[EXERCISE REQUIREMENTS]: Reproduce the listing below in its entirety. Change nothing.
+ + + + + + +
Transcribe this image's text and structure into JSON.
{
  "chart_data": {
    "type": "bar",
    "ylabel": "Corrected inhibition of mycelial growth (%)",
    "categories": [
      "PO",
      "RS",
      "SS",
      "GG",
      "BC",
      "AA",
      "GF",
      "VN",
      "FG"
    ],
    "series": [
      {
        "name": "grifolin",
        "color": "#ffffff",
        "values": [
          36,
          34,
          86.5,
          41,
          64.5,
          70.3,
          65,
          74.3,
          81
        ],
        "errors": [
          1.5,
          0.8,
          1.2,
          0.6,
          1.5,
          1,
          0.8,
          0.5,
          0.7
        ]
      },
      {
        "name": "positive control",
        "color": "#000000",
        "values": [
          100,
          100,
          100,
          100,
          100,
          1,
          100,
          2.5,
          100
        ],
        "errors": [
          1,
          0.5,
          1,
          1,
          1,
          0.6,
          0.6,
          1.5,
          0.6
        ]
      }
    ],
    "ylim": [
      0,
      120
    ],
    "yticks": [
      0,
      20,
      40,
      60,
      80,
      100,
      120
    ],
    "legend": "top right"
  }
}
+ + + + + + +
[WRITTEN RESPONSE]:
Transcribe this image's text and structure into JSON.
{
  "chart_data": {
    "type": "bar",
    "ylabel": "Corrected inhibition of mycelial growth (%)",
    "categories": [
      "PO",
      "RS",
      "SS",
      "GG",
      "BC",
      "AA",
      "GF",
      "VN",
      "FG"
    ],
    "series": [
      {
        "name": "grifolin",
        "color": "#ffffff",
        "values": [
          36,
          34,
          86.5,
          41,
          64.5,
          70.3,
          65,
          74.3,
          81
        ],
        "errors": [
          1.5,
          0.8,
          1.2,
          0.6,
          1.5,
          1,
          0.8,
          0.5,
          0.7
        ]
      },
      {
        "name": "positive control",
        "color": "#000000",
        "values": [
          100,
          100,
          100,
          100,
          100,
          1,
          100,
          2.5,
          100
        ],
        "errors": [
          1,
          0.5,
          1,
          1,
          1,
          0.6,
          0.6,
          1.5,
          0.6
        ]
      }
    ],
    "ylim": [
      0,
      120
    ],
    "yticks": [
      0,
      20,
      40,
      60,
      80,
      100,
      120
    ],
    "legend": "top right"
  }
}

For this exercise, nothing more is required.